_Records_:
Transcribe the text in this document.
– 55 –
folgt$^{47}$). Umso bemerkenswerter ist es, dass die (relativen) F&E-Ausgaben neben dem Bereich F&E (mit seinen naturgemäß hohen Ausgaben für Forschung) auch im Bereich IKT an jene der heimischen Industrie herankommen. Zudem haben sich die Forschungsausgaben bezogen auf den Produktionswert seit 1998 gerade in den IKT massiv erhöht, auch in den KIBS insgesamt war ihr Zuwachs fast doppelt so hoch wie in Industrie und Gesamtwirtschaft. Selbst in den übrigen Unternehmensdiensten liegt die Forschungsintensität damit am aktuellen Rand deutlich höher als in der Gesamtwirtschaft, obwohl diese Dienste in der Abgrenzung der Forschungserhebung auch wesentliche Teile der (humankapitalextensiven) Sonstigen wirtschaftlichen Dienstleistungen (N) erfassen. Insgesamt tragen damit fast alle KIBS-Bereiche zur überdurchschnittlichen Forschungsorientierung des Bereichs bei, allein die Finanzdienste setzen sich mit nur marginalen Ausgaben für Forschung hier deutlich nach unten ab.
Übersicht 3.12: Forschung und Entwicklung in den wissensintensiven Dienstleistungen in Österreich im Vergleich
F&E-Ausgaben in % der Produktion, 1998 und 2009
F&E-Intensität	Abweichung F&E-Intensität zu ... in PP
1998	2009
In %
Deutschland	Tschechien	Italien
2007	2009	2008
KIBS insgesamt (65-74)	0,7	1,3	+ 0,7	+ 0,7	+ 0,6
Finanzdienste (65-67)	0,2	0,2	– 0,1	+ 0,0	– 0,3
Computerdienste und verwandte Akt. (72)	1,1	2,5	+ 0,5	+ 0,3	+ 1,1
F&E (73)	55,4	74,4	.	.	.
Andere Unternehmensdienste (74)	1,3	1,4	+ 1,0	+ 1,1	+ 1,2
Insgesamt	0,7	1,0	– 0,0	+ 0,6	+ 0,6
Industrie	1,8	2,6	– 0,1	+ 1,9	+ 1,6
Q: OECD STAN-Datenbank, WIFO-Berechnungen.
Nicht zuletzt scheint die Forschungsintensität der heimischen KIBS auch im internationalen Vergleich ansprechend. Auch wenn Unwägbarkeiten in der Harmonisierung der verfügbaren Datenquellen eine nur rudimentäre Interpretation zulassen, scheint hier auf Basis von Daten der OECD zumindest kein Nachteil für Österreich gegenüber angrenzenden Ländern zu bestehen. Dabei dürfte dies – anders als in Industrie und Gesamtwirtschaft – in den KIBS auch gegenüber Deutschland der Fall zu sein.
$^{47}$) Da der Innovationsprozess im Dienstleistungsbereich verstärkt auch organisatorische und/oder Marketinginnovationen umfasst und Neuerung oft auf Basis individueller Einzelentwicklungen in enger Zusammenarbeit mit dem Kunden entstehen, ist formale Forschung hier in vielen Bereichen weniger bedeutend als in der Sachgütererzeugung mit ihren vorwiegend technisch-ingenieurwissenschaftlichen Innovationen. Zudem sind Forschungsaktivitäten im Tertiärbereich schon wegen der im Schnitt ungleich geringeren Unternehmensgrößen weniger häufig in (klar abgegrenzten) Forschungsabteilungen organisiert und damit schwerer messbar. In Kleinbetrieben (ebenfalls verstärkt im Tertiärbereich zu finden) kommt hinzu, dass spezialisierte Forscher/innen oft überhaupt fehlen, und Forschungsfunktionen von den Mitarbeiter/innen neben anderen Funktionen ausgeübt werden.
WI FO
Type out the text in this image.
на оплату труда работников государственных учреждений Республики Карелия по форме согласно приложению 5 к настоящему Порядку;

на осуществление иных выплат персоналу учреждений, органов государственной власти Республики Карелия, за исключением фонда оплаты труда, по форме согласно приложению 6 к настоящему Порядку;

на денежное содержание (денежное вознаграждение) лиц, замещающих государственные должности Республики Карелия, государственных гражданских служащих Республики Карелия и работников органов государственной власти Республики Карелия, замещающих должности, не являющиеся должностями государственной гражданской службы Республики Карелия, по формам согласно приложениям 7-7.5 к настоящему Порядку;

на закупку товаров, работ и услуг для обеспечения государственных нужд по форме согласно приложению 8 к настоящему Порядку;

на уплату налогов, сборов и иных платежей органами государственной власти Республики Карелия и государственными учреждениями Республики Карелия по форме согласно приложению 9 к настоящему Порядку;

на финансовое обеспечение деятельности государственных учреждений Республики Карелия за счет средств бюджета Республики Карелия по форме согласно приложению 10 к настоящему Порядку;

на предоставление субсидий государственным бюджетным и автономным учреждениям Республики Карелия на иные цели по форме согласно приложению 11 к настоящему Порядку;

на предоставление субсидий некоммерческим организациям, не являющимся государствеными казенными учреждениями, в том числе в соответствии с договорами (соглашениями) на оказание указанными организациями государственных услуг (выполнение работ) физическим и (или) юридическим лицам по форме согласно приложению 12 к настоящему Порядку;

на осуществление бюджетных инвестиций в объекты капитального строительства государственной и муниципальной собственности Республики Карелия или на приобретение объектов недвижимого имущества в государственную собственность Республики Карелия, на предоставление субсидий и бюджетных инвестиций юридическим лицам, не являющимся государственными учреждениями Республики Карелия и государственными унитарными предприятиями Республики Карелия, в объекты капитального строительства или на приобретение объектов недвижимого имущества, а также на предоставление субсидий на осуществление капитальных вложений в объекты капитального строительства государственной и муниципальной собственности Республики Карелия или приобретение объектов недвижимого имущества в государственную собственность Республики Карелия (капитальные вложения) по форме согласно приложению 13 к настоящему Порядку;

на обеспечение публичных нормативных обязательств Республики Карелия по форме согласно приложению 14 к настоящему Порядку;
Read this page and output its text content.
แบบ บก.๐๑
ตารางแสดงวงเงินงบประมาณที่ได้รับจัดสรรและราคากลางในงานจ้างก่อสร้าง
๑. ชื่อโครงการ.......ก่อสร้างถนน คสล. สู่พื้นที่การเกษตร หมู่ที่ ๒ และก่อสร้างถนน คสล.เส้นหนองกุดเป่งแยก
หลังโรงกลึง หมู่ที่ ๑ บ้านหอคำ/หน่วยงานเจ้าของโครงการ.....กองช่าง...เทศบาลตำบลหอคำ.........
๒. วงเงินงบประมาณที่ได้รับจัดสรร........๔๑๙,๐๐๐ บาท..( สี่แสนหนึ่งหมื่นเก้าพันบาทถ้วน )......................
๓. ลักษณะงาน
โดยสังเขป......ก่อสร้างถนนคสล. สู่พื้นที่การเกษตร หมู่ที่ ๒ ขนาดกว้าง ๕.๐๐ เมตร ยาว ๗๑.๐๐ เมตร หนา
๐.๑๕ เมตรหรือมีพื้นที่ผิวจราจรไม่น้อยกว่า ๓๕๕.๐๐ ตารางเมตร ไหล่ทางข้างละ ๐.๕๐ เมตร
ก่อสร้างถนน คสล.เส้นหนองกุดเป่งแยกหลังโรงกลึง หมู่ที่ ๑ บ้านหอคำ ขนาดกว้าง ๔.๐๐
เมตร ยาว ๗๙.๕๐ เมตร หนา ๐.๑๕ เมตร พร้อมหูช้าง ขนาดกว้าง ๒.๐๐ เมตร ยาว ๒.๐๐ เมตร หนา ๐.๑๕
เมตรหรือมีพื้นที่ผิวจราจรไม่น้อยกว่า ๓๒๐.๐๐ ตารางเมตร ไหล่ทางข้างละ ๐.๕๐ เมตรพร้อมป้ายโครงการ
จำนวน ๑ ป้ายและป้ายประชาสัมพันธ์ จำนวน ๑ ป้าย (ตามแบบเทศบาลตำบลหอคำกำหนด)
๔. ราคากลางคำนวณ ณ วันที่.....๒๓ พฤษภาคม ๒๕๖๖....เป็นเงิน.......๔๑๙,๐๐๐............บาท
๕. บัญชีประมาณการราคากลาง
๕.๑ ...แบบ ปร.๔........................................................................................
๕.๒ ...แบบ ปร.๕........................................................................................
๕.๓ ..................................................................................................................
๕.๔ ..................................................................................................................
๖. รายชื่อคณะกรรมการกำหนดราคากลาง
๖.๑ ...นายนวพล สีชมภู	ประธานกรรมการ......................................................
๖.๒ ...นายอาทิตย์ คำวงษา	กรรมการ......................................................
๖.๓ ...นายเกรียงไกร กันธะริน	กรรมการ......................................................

_Job_: Take every line above carrying "Ausgaben" and return it.

_Final answer_:
folgt$^{47}$). Umso bemerkenswerter ist es, dass die (relativen) F&E-Ausgaben neben dem Bereich F&E (mit seinen naturgemäß hohen Ausgaben für Forschung) auch im Bereich IKT an jene der heimischen Industrie herankommen. Zudem haben sich die Forschungsausgaben bezogen auf den Produktionswert seit 1998 gerade in den IKT massiv erhöht, auch in den KIBS insgesamt war ihr Zuwachs fast doppelt so hoch wie in Industrie und Gesamtwirtschaft. Selbst in den übrigen Unternehmensdiensten liegt die Forschungsintensität damit am aktuellen Rand deutlich höher als in der Gesamtwirtschaft, obwohl diese Dienste in der Abgrenzung der Forschungserhebung auch wesentliche Teile der (humankapitalextensiven) Sonstigen wirtschaftlichen Dienstleistungen (N) erfassen. Insgesamt tragen damit fast alle KIBS-Bereiche zur überdurchschnittlichen Forschungsorientierung des Bereichs bei, allein die Finanzdienste setzen sich mit nur marginalen Ausgaben für Forschung hier deutlich nach unten ab.
F&E-Ausgaben in % der Produktion, 1998 und 2009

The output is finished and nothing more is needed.